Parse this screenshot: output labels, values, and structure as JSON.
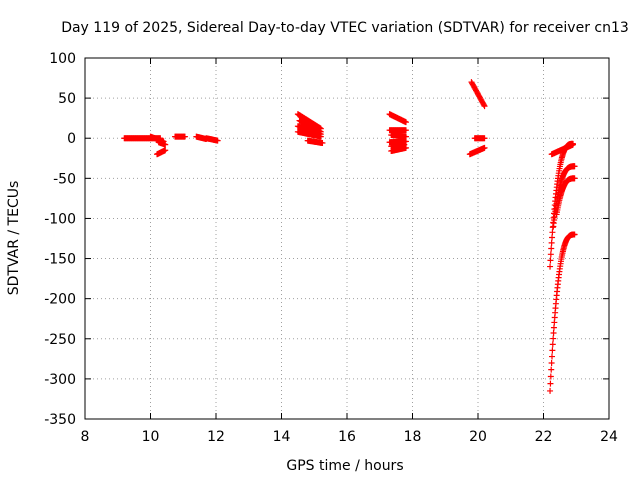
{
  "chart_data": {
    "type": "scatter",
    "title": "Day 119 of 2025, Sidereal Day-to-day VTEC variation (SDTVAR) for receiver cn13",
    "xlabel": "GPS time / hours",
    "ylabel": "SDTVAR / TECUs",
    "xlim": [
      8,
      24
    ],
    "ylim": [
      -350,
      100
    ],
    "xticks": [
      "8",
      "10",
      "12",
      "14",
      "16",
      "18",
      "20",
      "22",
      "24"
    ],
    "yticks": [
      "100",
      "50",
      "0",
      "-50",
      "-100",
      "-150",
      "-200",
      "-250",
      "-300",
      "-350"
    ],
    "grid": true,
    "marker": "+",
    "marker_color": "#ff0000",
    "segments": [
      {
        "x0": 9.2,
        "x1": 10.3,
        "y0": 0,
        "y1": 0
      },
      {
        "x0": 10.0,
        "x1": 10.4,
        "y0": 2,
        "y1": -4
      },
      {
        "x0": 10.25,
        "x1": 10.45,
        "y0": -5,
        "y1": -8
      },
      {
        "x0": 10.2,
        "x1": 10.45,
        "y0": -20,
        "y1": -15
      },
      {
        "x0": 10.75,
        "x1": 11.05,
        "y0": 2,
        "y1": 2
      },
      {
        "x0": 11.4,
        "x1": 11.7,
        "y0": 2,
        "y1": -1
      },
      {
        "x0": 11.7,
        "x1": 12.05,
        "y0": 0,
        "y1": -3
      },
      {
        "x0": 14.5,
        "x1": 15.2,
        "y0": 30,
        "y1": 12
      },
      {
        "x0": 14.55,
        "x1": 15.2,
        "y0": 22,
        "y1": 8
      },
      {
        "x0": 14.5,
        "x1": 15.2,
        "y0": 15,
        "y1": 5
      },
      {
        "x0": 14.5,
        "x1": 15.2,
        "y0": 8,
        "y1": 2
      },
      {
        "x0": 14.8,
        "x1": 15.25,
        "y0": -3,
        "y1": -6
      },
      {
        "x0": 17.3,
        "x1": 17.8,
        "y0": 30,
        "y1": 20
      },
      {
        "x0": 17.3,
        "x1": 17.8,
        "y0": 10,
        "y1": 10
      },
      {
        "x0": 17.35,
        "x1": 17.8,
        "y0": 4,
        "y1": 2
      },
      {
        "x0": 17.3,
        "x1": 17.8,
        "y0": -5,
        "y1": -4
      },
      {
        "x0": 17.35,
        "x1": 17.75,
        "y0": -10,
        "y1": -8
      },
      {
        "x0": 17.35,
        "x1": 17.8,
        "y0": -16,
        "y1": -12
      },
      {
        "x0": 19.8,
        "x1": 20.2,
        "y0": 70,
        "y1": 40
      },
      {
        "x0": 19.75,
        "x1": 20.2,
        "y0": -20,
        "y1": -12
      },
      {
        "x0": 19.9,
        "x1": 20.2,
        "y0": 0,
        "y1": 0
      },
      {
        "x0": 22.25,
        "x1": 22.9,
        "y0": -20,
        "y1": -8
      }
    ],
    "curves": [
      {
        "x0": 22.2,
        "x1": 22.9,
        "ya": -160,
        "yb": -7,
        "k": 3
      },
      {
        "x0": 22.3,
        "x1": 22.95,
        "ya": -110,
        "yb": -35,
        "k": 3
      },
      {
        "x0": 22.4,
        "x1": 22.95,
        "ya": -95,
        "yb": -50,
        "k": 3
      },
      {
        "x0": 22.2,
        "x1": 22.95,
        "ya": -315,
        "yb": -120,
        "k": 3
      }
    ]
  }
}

----------

» Objective
Omit pictures; set down the rest of the material word for word.

» Response for this exercise
Parse this screenshot: output labels, values, and structure as JSON.
{
  "chart_data": {
    "type": "scatter",
    "title": "Day 119 of 2025, Sidereal Day-to-day VTEC variation (SDTVAR) for receiver cn13",
    "xlabel": "GPS time / hours",
    "ylabel": "SDTVAR / TECUs",
    "xlim": [
      8,
      24
    ],
    "ylim": [
      -350,
      100
    ],
    "xticks": [
      "8",
      "10",
      "12",
      "14",
      "16",
      "18",
      "20",
      "22",
      "24"
    ],
    "yticks": [
      "100",
      "50",
      "0",
      "-50",
      "-100",
      "-150",
      "-200",
      "-250",
      "-300",
      "-350"
    ],
    "grid": true,
    "marker": "+",
    "marker_color": "#ff0000",
    "segments": [
      {
        "x0": 9.2,
        "x1": 10.3,
        "y0": 0,
        "y1": 0
      },
      {
        "x0": 10.0,
        "x1": 10.4,
        "y0": 2,
        "y1": -4
      },
      {
        "x0": 10.25,
        "x1": 10.45,
        "y0": -5,
        "y1": -8
      },
      {
        "x0": 10.2,
        "x1": 10.45,
        "y0": -20,
        "y1": -15
      },
      {
        "x0": 10.75,
        "x1": 11.05,
        "y0": 2,
        "y1": 2
      },
      {
        "x0": 11.4,
        "x1": 11.7,
        "y0": 2,
        "y1": -1
      },
      {
        "x0": 11.7,
        "x1": 12.05,
        "y0": 0,
        "y1": -3
      },
      {
        "x0": 14.5,
        "x1": 15.2,
        "y0": 30,
        "y1": 12
      },
      {
        "x0": 14.55,
        "x1": 15.2,
        "y0": 22,
        "y1": 8
      },
      {
        "x0": 14.5,
        "x1": 15.2,
        "y0": 15,
        "y1": 5
      },
      {
        "x0": 14.5,
        "x1": 15.2,
        "y0": 8,
        "y1": 2
      },
      {
        "x0": 14.8,
        "x1": 15.25,
        "y0": -3,
        "y1": -6
      },
      {
        "x0": 17.3,
        "x1": 17.8,
        "y0": 30,
        "y1": 20
      },
      {
        "x0": 17.3,
        "x1": 17.8,
        "y0": 10,
        "y1": 10
      },
      {
        "x0": 17.35,
        "x1": 17.8,
        "y0": 4,
        "y1": 2
      },
      {
        "x0": 17.3,
        "x1": 17.8,
        "y0": -5,
        "y1": -4
      },
      {
        "x0": 17.35,
        "x1": 17.75,
        "y0": -10,
        "y1": -8
      },
      {
        "x0": 17.35,
        "x1": 17.8,
        "y0": -16,
        "y1": -12
      },
      {
        "x0": 19.8,
        "x1": 20.2,
        "y0": 70,
        "y1": 40
      },
      {
        "x0": 19.75,
        "x1": 20.2,
        "y0": -20,
        "y1": -12
      },
      {
        "x0": 19.9,
        "x1": 20.2,
        "y0": 0,
        "y1": 0
      },
      {
        "x0": 22.25,
        "x1": 22.9,
        "y0": -20,
        "y1": -8
      }
    ],
    "curves": [
      {
        "x0": 22.2,
        "x1": 22.9,
        "ya": -160,
        "yb": -7,
        "k": 3
      },
      {
        "x0": 22.3,
        "x1": 22.95,
        "ya": -110,
        "yb": -35,
        "k": 3
      },
      {
        "x0": 22.4,
        "x1": 22.95,
        "ya": -95,
        "yb": -50,
        "k": 3
      },
      {
        "x0": 22.2,
        "x1": 22.95,
        "ya": -315,
        "yb": -120,
        "k": 3
      }
    ]
  }
}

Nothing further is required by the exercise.